WHAT TO PRODUCE
Every line containing the word "правового" needs to be found and copied.

INPUT DATA
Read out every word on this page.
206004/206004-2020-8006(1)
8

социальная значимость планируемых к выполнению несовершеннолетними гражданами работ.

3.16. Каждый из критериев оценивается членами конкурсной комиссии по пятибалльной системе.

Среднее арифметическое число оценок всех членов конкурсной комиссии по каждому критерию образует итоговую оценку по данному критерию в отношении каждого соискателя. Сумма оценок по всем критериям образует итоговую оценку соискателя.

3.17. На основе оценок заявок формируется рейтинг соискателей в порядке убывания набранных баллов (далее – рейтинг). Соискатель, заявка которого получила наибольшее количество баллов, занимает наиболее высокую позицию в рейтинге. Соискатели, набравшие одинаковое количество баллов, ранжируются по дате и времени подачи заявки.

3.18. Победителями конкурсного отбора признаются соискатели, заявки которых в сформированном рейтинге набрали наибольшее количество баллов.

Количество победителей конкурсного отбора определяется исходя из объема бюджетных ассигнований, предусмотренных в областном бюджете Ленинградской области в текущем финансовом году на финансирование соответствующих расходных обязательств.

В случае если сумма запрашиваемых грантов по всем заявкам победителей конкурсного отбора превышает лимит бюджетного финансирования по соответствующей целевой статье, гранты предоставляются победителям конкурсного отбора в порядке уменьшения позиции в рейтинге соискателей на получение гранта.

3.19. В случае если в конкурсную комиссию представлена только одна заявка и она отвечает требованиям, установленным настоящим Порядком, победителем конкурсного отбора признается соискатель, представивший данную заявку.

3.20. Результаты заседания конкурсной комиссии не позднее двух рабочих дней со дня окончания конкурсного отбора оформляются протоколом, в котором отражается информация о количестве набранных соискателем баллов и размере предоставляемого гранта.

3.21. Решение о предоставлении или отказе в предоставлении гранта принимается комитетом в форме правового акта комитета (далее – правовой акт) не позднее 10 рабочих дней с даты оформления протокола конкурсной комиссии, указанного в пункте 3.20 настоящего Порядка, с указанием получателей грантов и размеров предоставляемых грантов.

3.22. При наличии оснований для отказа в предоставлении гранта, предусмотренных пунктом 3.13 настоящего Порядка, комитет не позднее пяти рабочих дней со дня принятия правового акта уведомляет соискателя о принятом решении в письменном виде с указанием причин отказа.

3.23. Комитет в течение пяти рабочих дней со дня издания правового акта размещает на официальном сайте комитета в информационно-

TASK RESULT
3.21. Решение о предоставлении или отказе в предоставлении гранта принимается комитетом в форме правового акта комитета (далее – правовой акт) не позднее 10 рабочих дней с даты оформления протокола конкурсной комиссии, указанного в пункте 3.20 настоящего Порядка, с указанием получателей грантов и размеров предоставляемых грантов.
3.22. При наличии оснований для отказа в предоставлении гранта, предусмотренных пунктом 3.13 настоящего Порядка, комитет не позднее пяти рабочих дней со дня принятия правового акта уведомляет соискателя о принятом решении в письменном виде с указанием причин отказа.
3.23. Комитет в течение пяти рабочих дней со дня издания правового акта размещает на официальном сайте комитета в информационно-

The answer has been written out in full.